*What to do*.
Tally all lines containing the word "PURG". Give the number alone.

*Extracted records*.
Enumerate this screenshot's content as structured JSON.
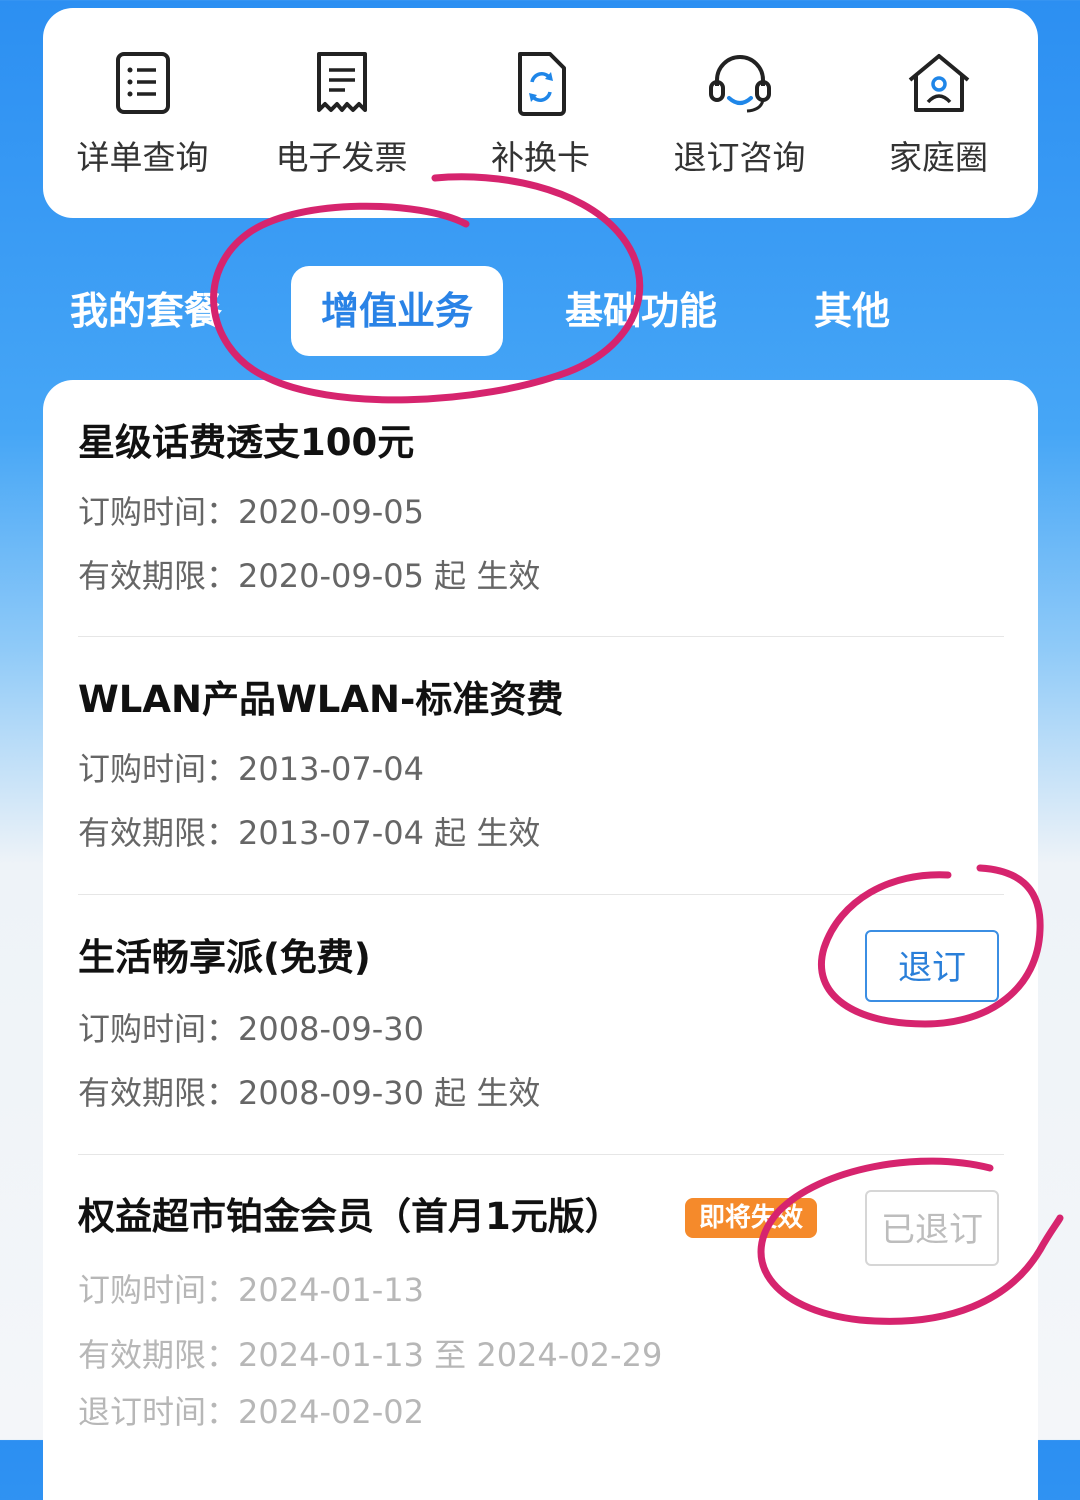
{
  "quick_actions": [
    {
      "label": "详单查询",
      "icon": "list-icon"
    },
    {
      "label": "电子发票",
      "icon": "receipt-icon"
    },
    {
      "label": "补换卡",
      "icon": "sim-swap-icon"
    },
    {
      "label": "退订咨询",
      "icon": "headset-icon"
    },
    {
      "label": "家庭圈",
      "icon": "home-user-icon"
    }
  ],
  "tabs": [
    {
      "label": "我的套餐"
    },
    {
      "label": "增值业务",
      "active": true
    },
    {
      "label": "基础功能"
    },
    {
      "label": "其他"
    }
  ],
  "services": [
    {
      "name": "星级话费透支100元",
      "order_label": "订购时间：",
      "order_date": "2020-09-05",
      "valid_label": "有效期限：",
      "valid_text": "2020-09-05 起 生效"
    },
    {
      "name": "WLAN产品WLAN-标准资费",
      "order_label": "订购时间：",
      "order_date": "2013-07-04",
      "valid_label": "有效期限：",
      "valid_text": "2013-07-04 起 生效"
    },
    {
      "name": "生活畅享派(免费)",
      "order_label": "订购时间：",
      "order_date": "2008-09-30",
      "valid_label": "有效期限：",
      "valid_text": "2008-09-30 起 生效",
      "button": "退订"
    },
    {
      "name": "权益超市铂金会员（首月1元版）",
      "badge": "即将失效",
      "order_label": "订购时间：",
      "order_date": "2024-01-13",
      "valid_label": "有效期限：",
      "valid_text": "2024-01-13 至 2024-02-29",
      "cancel_label": "退订时间：",
      "cancel_date": "2024-02-02",
      "button": "已退订"
    }
  ],
  "colors": {
    "accent": "#2a83e6",
    "badge": "#f58a2b",
    "annotation": "#d6246e"
  }
}
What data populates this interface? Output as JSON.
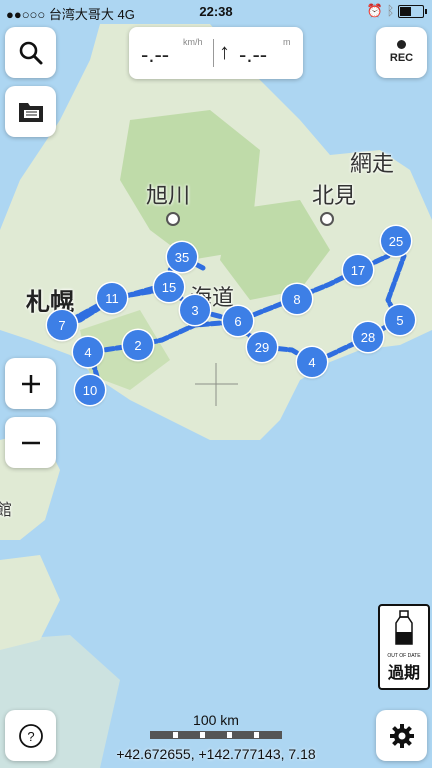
{
  "status_bar": {
    "carrier": "●●○○○ 台湾大哥大  4G",
    "time": "22:38"
  },
  "speed": {
    "value": "-.--",
    "unit": "km/h",
    "altitude_value": "-.--",
    "altitude_unit": "m"
  },
  "rec_label": "REC",
  "map_labels": {
    "sapporo": "札幌",
    "asahikawa": "旭川",
    "kitami": "北見",
    "abashiri": "網走",
    "hokkaido": "海道",
    "hakodate_partial": "館"
  },
  "route_markers": [
    "35",
    "15",
    "11",
    "7",
    "3",
    "6",
    "8",
    "17",
    "25",
    "5",
    "28",
    "4",
    "29",
    "2",
    "4",
    "10"
  ],
  "out_of_date": {
    "small": "OUT OF DATE",
    "big": "過期"
  },
  "scale_label": "100 km",
  "coords": "+42.672655, +142.777143, 7.18",
  "colors": {
    "route": "#2f6ee0",
    "marker": "#3d7fe6",
    "water": "#a8d4f2",
    "land": "#dfe9d2",
    "forest": "#bcd9a4"
  }
}
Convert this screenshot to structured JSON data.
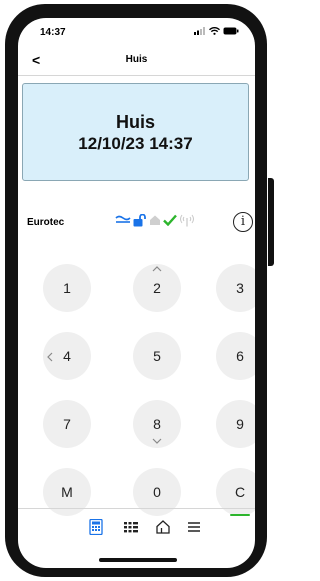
{
  "status_bar": {
    "time": "14:37"
  },
  "nav": {
    "back_label": "<",
    "title": "Huis"
  },
  "display": {
    "line1": "Huis",
    "line2": "12/10/23  14:37"
  },
  "alarm_status": {
    "brand": "Eurotec",
    "icons": [
      "mains-power-icon",
      "unlocked-icon",
      "home-grey-icon",
      "check-icon",
      "signal-tower-icon"
    ],
    "info_label": "i"
  },
  "keypad": {
    "keys": [
      "1",
      "2",
      "3",
      "4",
      "5",
      "6",
      "7",
      "8",
      "9",
      "M",
      "0",
      "C"
    ]
  },
  "tabbar": {
    "tabs": [
      "keypad-tab",
      "grid-tab",
      "home-tab",
      "menu-tab"
    ],
    "active": "keypad-tab"
  },
  "colors": {
    "accent": "#1a73e8",
    "green": "#2db52d",
    "lcd_bg": "#d9effa"
  }
}
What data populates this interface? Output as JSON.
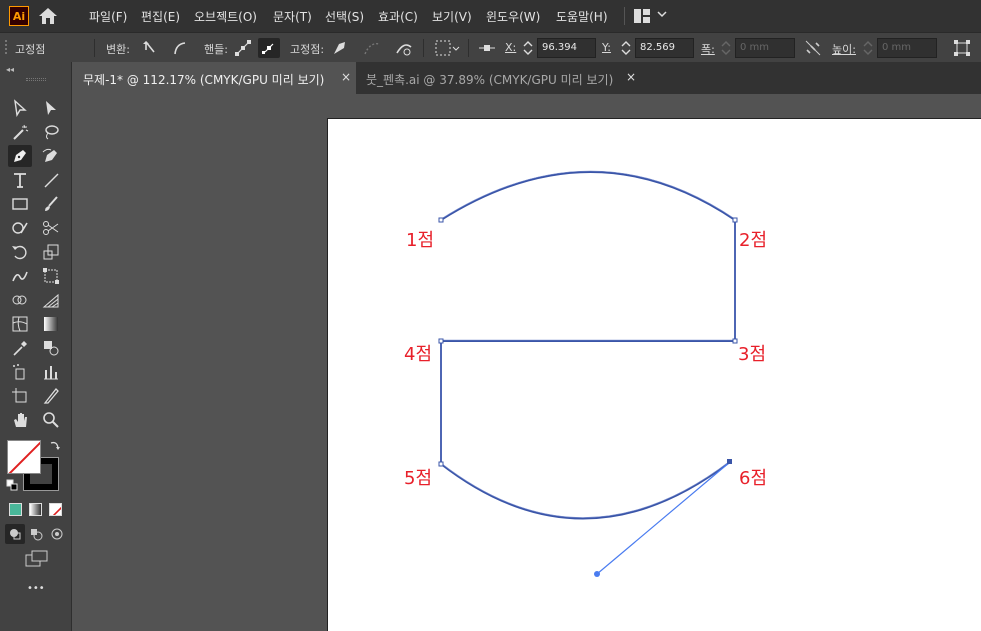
{
  "app": {
    "logo_text": "Ai"
  },
  "menu": [
    "파일(F)",
    "편집(E)",
    "오브젝트(O)",
    "문자(T)",
    "선택(S)",
    "효과(C)",
    "보기(V)",
    "윈도우(W)",
    "도움말(H)"
  ],
  "control_bar": {
    "selection_label": "고정점",
    "convert_label": "변환:",
    "handles_label": "핸들:",
    "anchors_label": "고정점:",
    "x_label": "X:",
    "x_value": "96.394 mm",
    "y_label": "Y:",
    "y_value": "82.569 mm",
    "w_label": "폭:",
    "w_value": "0 mm",
    "h_label": "높이:",
    "h_value": "0 mm"
  },
  "tabs": [
    {
      "label": "무제-1* @ 112.17% (CMYK/GPU 미리 보기)",
      "close": "×",
      "active": true
    },
    {
      "label": "붓_펜촉.ai @ 37.89% (CMYK/GPU 미리 보기)",
      "close": "×",
      "active": false
    }
  ],
  "artboard": {
    "point_labels": [
      "1점",
      "2점",
      "3점",
      "4점",
      "5점",
      "6점"
    ],
    "path_color": "#3a55a8",
    "handle_color": "#4a7cf0",
    "label_color": "#e8202a"
  },
  "toolbar": {
    "more_label": "•••"
  }
}
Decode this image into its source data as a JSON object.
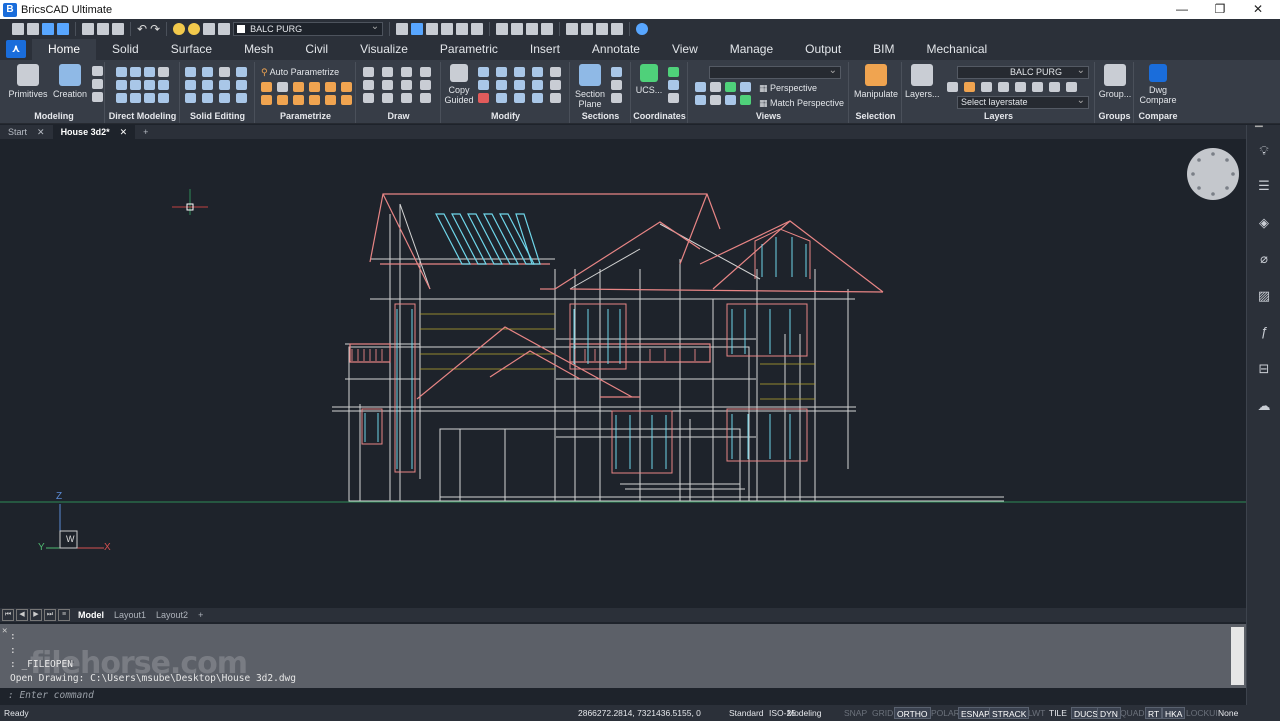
{
  "app": {
    "title": "BricsCAD Ultimate"
  },
  "quick_access": {
    "layer_combo": "BALC PURG"
  },
  "ribbon_tabs": [
    "Home",
    "Solid",
    "Surface",
    "Mesh",
    "Civil",
    "Visualize",
    "Parametric",
    "Insert",
    "Annotate",
    "View",
    "Manage",
    "Output",
    "BIM",
    "Mechanical"
  ],
  "active_tab": "Home",
  "panels": {
    "modeling": {
      "label": "Modeling",
      "primitives": "Primitives",
      "creation": "Creation"
    },
    "direct_modeling": {
      "label": "Direct Modeling"
    },
    "solid_editing": {
      "label": "Solid Editing"
    },
    "parametrize": {
      "label": "Parametrize",
      "auto": "Auto Parametrize"
    },
    "draw": {
      "label": "Draw"
    },
    "modify": {
      "label": "Modify",
      "copy_guided_1": "Copy",
      "copy_guided_2": "Guided"
    },
    "sections": {
      "label": "Sections",
      "section_plane_1": "Section",
      "section_plane_2": "Plane"
    },
    "coordinates": {
      "label": "Coordinates",
      "ucs": "UCS..."
    },
    "views": {
      "label": "Views",
      "perspective": "Perspective",
      "match_perspective": "Match Perspective"
    },
    "selection": {
      "label": "Selection",
      "manipulate": "Manipulate"
    },
    "layers": {
      "label": "Layers",
      "layers_btn": "Layers...",
      "layer_combo": "BALC PURG",
      "layerstate": "Select layerstate"
    },
    "groups": {
      "label": "Groups",
      "group_btn": "Group..."
    },
    "compare": {
      "label": "Compare",
      "dwg_compare_1": "Dwg",
      "dwg_compare_2": "Compare"
    }
  },
  "doc_tabs": {
    "start": "Start",
    "current": "House 3d2*",
    "add": "+"
  },
  "layout_tabs": [
    "Model",
    "Layout1",
    "Layout2"
  ],
  "layout_add": "+",
  "ucs_icon": {
    "z": "Z",
    "y": "Y",
    "x": "X",
    "w": "W"
  },
  "command_history": [
    ":",
    ":",
    ": _FILEOPEN",
    "Open Drawing: C:\\Users\\msube\\Desktop\\House 3d2.dwg"
  ],
  "command_prompt": ": Enter command",
  "watermark": "filehorse.com",
  "status": {
    "ready": "Ready",
    "coords": "2866272.2814, 7321436.5155, 0",
    "items": [
      {
        "label": "Standard",
        "state": "mid"
      },
      {
        "label": "ISO-25",
        "state": "mid"
      },
      {
        "label": "Modeling",
        "state": "mid"
      },
      {
        "label": "SNAP",
        "state": "off"
      },
      {
        "label": "GRID",
        "state": "off"
      },
      {
        "label": "ORTHO",
        "state": "on"
      },
      {
        "label": "POLAR",
        "state": "off"
      },
      {
        "label": "ESNAP",
        "state": "on"
      },
      {
        "label": "STRACK",
        "state": "on"
      },
      {
        "label": "LWT",
        "state": "off"
      },
      {
        "label": "TILE",
        "state": "mid"
      },
      {
        "label": "DUCS",
        "state": "on"
      },
      {
        "label": "DYN",
        "state": "on"
      },
      {
        "label": "QUAD",
        "state": "off"
      },
      {
        "label": "RT",
        "state": "on"
      },
      {
        "label": "HKA",
        "state": "on"
      },
      {
        "label": "LOCKUI",
        "state": "off"
      },
      {
        "label": "None",
        "state": "mid"
      }
    ]
  }
}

*Result for this exercise*.
2